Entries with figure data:
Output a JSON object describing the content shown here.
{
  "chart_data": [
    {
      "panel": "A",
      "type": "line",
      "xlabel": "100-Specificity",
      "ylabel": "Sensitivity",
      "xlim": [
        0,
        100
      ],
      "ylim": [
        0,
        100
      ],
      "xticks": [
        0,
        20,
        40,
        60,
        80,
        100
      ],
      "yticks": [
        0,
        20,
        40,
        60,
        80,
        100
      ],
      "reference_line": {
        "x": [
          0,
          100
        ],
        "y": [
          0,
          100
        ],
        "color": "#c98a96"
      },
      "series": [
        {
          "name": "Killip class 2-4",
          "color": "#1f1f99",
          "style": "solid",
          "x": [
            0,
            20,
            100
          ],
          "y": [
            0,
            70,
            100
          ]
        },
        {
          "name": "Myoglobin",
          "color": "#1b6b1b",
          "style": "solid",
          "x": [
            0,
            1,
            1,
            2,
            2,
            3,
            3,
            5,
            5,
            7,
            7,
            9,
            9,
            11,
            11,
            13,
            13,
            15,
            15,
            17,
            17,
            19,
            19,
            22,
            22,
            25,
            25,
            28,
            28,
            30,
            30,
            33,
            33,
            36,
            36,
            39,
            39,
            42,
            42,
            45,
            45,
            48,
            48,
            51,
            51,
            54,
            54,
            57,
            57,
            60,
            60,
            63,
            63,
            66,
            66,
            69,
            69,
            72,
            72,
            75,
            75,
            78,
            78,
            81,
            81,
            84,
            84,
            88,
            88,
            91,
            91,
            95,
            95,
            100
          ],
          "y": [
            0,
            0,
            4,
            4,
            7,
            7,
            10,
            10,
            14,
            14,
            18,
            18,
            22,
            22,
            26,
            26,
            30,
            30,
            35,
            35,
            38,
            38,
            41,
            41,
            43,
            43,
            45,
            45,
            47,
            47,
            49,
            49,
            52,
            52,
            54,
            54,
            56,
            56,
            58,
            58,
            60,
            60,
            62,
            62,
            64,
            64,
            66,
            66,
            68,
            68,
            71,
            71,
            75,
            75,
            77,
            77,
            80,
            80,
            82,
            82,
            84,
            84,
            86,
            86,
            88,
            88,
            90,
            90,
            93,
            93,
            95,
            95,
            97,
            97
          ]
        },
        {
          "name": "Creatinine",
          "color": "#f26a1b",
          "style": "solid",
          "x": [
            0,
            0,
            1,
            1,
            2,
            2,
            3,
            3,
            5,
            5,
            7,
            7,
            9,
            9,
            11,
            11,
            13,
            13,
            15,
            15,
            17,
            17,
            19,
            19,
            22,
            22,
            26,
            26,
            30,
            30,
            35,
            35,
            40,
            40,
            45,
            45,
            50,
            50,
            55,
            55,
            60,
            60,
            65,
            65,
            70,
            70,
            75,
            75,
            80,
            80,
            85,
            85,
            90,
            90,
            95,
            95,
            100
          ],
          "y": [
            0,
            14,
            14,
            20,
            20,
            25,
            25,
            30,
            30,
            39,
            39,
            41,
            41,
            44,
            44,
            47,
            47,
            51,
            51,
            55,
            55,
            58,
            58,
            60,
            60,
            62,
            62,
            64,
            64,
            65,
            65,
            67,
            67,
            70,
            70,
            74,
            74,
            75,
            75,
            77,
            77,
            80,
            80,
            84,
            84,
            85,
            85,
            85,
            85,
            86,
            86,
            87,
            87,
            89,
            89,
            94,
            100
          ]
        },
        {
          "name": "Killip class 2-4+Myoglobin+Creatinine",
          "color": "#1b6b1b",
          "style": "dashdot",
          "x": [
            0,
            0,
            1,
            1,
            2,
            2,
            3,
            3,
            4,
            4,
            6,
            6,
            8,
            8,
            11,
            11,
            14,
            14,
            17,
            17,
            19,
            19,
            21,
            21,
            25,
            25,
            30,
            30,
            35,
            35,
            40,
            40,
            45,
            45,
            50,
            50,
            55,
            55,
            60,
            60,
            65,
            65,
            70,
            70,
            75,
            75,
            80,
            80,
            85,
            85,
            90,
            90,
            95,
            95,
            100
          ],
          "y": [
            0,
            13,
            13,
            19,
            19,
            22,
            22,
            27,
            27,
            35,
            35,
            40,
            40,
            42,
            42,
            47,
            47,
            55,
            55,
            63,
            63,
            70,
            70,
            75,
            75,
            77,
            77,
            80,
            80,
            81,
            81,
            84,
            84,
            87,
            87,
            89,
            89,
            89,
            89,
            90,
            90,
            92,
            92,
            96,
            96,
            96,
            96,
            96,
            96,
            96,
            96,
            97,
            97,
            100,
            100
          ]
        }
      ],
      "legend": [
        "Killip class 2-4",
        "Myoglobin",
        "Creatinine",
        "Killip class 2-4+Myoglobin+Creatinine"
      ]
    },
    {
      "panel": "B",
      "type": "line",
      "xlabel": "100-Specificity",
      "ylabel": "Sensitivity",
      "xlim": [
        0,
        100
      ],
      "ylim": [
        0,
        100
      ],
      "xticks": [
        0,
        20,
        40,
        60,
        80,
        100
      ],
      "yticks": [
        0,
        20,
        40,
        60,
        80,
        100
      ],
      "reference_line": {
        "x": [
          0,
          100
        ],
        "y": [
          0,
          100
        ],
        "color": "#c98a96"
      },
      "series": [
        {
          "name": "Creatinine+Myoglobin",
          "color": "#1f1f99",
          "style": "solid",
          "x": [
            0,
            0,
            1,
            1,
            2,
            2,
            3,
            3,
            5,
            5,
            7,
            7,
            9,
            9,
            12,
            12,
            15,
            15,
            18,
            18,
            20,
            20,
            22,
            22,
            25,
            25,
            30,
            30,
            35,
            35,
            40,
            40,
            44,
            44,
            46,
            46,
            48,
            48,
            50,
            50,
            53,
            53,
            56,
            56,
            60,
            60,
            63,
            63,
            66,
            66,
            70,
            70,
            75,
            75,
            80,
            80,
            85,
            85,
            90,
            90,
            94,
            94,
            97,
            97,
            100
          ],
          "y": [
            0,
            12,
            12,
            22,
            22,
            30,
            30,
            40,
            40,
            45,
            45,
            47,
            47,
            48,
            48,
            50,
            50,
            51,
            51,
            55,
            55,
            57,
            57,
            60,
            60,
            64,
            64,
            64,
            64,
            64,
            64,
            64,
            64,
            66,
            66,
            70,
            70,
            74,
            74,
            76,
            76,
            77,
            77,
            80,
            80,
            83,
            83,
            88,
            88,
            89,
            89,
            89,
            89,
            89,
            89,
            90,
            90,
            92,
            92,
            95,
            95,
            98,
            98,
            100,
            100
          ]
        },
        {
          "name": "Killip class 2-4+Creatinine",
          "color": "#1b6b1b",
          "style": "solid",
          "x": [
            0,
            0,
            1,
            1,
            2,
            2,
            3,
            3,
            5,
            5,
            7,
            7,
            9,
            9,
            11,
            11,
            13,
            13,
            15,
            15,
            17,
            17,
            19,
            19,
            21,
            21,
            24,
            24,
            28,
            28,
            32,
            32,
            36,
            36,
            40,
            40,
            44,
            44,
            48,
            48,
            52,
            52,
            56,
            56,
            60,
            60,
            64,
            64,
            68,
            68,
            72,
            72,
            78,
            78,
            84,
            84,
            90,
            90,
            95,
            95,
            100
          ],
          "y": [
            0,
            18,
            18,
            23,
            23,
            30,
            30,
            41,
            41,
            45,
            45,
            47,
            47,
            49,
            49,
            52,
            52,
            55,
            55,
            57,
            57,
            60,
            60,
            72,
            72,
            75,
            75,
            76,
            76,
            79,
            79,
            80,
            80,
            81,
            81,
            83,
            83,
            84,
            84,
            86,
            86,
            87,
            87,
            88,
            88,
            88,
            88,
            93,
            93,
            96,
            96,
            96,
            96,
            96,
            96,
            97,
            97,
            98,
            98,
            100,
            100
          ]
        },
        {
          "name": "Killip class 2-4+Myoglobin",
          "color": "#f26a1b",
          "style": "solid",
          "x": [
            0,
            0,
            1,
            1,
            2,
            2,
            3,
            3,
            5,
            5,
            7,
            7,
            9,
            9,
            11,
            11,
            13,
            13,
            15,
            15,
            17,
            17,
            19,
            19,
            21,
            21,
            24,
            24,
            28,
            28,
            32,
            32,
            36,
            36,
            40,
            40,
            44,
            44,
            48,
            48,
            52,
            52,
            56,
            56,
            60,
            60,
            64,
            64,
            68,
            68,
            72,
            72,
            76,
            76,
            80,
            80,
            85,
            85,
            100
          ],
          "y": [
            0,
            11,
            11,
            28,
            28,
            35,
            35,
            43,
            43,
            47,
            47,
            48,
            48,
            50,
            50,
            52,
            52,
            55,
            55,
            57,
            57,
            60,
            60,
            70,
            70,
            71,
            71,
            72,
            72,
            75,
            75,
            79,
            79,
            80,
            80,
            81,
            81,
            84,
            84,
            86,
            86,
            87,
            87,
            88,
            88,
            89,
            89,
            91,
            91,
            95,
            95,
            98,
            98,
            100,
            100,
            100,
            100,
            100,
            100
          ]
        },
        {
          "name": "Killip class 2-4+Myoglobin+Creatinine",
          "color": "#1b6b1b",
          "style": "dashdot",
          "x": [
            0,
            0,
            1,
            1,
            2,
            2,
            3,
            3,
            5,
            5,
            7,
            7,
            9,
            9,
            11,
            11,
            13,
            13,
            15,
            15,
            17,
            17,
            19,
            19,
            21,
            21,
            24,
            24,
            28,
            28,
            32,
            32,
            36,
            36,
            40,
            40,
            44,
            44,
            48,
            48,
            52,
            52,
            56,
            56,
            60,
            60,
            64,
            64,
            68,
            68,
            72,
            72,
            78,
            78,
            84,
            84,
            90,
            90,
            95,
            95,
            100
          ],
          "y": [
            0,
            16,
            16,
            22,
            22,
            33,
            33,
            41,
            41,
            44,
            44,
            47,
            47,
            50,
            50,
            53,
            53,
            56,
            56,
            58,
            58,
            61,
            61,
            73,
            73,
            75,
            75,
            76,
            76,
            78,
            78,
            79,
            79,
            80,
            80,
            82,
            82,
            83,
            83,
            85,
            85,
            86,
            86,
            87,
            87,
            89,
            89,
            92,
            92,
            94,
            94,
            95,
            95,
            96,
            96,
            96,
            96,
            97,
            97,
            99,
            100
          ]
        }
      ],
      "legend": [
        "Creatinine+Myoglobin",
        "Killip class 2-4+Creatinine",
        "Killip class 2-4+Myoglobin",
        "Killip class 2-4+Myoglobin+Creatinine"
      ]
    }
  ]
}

■ Request
Show each line of the data that contains the string "name".

■ Answer to this exercise
          "name": "Killip class 2-4",
          "name": "Myoglobin",
          "name": "Creatinine",
          "name": "Killip class 2-4+Myoglobin+Creatinine",
          "name": "Creatinine+Myoglobin",
          "name": "Killip class 2-4+Creatinine",
          "name": "Killip class 2-4+Myoglobin",
          "name": "Killip class 2-4+Myoglobin+Creatinine",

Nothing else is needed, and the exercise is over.